• Task instructions
Repeat the lines below exactly as they appear, but leave out the images.

━━━ Supplied records ━━━

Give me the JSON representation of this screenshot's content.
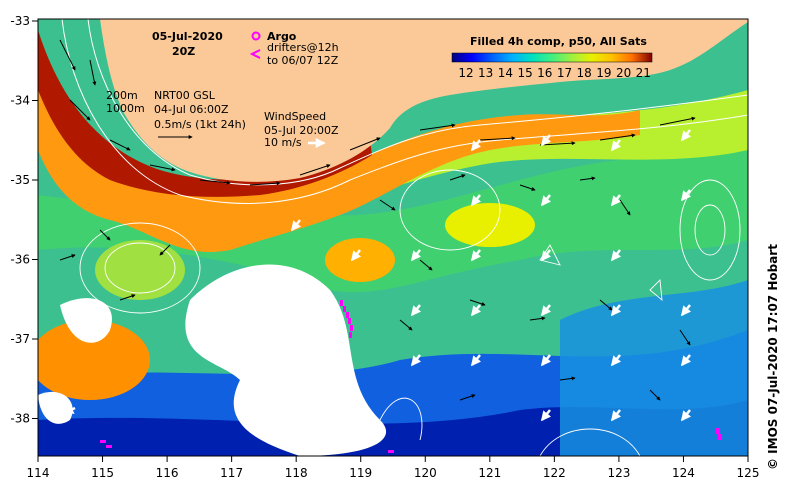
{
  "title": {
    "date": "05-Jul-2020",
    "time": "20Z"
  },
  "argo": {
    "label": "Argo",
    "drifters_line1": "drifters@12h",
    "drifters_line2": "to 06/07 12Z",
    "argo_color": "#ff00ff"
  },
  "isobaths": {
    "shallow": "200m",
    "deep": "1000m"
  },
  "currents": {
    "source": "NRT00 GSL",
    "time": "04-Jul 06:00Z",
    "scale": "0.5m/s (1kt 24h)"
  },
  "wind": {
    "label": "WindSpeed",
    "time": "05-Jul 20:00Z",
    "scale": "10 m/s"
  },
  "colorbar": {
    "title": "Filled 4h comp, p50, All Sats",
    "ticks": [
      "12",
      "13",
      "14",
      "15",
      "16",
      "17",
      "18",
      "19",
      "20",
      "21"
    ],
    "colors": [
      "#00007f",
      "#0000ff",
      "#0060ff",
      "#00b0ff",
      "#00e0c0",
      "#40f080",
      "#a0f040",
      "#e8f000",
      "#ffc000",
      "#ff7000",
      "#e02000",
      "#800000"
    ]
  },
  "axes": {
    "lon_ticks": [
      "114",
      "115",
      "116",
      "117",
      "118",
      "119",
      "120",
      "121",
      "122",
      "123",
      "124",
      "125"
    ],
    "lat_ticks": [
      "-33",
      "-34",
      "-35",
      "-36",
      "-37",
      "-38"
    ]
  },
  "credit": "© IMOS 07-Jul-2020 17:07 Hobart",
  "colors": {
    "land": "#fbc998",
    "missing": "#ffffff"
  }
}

━━━

• Full solution
Give me the JSON representation of this screenshot's content.
{
  "title": {
    "date": "05-Jul-2020",
    "time": "20Z"
  },
  "argo": {
    "label": "Argo",
    "drifters_line1": "drifters@12h",
    "drifters_line2": "to 06/07 12Z",
    "argo_color": "#ff00ff"
  },
  "isobaths": {
    "shallow": "200m",
    "deep": "1000m"
  },
  "currents": {
    "source": "NRT00 GSL",
    "time": "04-Jul 06:00Z",
    "scale": "0.5m/s (1kt 24h)"
  },
  "wind": {
    "label": "WindSpeed",
    "time": "05-Jul 20:00Z",
    "scale": "10 m/s"
  },
  "colorbar": {
    "title": "Filled 4h comp, p50, All Sats",
    "ticks": [
      "12",
      "13",
      "14",
      "15",
      "16",
      "17",
      "18",
      "19",
      "20",
      "21"
    ],
    "colors": [
      "#00007f",
      "#0000ff",
      "#0060ff",
      "#00b0ff",
      "#00e0c0",
      "#40f080",
      "#a0f040",
      "#e8f000",
      "#ffc000",
      "#ff7000",
      "#e02000",
      "#800000"
    ]
  },
  "axes": {
    "lon_ticks": [
      "114",
      "115",
      "116",
      "117",
      "118",
      "119",
      "120",
      "121",
      "122",
      "123",
      "124",
      "125"
    ],
    "lat_ticks": [
      "-33",
      "-34",
      "-35",
      "-36",
      "-37",
      "-38"
    ]
  },
  "credit": "© IMOS 07-Jul-2020 17:07 Hobart",
  "colors": {
    "land": "#fbc998",
    "missing": "#ffffff"
  }
}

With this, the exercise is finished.